[Stored records]
━━━━━━━━━━

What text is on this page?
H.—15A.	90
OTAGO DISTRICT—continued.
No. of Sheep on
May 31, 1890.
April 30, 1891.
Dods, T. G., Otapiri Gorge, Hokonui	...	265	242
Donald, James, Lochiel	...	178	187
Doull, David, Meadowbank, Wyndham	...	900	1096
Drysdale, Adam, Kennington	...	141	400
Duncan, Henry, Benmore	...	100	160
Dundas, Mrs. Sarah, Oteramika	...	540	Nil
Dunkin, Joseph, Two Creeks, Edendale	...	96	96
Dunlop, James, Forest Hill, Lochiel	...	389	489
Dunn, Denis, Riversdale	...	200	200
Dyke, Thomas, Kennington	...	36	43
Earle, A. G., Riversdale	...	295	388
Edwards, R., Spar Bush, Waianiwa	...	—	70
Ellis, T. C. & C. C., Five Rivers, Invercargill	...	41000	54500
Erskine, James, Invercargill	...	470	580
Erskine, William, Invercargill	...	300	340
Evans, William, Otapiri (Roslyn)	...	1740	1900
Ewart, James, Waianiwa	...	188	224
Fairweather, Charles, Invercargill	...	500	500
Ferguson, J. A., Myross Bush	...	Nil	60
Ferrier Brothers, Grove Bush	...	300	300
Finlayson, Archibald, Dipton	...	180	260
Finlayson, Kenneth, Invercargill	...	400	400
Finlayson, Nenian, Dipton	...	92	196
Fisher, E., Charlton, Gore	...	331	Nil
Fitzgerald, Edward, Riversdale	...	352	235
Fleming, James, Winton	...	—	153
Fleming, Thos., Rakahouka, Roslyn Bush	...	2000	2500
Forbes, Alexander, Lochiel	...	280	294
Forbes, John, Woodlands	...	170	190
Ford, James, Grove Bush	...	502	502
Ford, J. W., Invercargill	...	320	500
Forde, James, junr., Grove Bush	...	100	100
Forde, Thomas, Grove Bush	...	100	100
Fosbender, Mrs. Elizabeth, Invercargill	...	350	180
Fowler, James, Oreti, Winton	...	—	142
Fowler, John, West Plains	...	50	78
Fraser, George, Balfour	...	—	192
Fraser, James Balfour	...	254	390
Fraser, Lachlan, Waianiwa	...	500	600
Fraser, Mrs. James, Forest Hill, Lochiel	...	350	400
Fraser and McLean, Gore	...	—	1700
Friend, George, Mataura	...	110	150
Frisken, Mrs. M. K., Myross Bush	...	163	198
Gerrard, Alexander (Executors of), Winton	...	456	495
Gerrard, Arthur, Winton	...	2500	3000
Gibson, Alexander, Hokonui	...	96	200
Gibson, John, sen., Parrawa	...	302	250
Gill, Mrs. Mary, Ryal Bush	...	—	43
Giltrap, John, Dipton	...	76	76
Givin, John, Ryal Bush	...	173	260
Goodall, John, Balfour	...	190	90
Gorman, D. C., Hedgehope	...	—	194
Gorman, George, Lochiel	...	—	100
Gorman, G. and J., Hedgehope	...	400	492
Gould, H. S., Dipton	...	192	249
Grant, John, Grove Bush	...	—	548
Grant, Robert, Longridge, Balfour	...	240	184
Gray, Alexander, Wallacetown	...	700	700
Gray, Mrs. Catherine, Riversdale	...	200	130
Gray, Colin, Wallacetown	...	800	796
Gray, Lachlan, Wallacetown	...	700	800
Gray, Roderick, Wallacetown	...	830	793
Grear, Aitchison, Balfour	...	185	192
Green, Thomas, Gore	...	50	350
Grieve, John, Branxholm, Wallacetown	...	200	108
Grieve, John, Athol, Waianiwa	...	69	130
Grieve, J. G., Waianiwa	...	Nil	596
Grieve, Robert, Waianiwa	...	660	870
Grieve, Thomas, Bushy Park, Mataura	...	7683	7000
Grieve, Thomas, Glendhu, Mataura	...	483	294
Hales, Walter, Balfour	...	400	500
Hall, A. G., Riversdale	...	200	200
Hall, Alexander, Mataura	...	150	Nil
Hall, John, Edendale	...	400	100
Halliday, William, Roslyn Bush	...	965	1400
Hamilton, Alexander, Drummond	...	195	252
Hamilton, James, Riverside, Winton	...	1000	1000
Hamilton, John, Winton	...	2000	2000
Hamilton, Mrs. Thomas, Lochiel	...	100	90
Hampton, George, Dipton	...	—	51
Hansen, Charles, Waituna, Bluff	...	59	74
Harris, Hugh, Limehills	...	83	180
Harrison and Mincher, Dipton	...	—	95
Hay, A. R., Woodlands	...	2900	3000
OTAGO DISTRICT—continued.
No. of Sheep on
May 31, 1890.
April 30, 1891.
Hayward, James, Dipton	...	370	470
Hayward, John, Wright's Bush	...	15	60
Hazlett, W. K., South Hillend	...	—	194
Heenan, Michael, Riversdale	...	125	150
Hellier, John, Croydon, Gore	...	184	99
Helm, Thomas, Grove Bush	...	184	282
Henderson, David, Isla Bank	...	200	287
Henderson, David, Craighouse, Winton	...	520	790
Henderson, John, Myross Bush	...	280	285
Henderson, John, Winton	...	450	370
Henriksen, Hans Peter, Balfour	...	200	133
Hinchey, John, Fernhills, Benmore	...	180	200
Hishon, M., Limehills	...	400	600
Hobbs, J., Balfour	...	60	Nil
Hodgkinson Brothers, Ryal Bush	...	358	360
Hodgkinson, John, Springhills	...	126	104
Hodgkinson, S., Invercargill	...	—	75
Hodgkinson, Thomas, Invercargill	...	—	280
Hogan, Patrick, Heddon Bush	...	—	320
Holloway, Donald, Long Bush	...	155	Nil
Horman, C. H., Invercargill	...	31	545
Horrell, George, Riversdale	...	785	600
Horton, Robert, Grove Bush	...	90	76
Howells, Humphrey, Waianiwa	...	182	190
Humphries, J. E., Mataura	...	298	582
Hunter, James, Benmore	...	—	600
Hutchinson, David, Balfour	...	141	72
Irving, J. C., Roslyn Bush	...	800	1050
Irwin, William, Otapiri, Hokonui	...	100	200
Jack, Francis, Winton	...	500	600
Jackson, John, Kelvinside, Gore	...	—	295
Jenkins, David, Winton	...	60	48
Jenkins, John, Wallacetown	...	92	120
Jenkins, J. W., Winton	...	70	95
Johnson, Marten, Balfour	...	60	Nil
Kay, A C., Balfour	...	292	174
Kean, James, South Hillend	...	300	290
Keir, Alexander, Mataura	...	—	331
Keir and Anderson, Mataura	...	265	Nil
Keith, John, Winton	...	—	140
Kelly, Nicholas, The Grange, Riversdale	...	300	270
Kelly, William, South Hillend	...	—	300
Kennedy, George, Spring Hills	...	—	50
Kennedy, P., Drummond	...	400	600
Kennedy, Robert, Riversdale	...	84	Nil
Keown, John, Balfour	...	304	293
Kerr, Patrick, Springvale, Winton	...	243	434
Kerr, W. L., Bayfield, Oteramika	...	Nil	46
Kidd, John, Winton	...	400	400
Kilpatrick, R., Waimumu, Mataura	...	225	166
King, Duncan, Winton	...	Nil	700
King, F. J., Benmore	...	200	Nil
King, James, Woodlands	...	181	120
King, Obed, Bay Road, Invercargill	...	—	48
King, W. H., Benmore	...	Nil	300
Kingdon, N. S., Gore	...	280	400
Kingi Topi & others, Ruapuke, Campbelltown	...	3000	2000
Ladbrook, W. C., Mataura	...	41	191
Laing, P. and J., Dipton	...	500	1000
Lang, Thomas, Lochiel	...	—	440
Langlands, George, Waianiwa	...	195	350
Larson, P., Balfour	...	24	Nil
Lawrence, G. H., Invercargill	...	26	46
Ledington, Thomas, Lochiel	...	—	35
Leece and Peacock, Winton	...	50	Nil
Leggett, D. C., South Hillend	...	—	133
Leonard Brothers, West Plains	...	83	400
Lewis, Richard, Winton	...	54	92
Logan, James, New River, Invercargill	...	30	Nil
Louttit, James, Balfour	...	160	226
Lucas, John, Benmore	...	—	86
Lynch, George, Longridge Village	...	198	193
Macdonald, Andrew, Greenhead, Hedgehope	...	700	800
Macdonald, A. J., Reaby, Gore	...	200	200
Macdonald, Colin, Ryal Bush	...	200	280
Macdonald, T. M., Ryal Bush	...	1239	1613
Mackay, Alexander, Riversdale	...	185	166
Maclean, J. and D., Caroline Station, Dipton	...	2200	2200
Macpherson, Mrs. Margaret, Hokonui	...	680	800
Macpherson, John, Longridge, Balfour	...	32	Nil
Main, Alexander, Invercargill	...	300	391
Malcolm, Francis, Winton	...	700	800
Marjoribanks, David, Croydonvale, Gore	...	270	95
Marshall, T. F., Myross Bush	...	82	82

━━━━━━━━━━

Given request: Pull out every line in the material above where "Lochiel" occurs.

Exercise response:
Donald, James, Lochiel	...	178	187
Dunlop, James, Forest Hill, Lochiel	...	389	489
Forbes, Alexander, Lochiel	...	280	294
Fraser, Mrs. James, Forest Hill, Lochiel	...	350	400
Gorman, George, Lochiel	...	—	100
Hamilton, Mrs. Thomas, Lochiel	...	100	90
Lang, Thomas, Lochiel	...	—	440
Ledington, Thomas, Lochiel	...	—	35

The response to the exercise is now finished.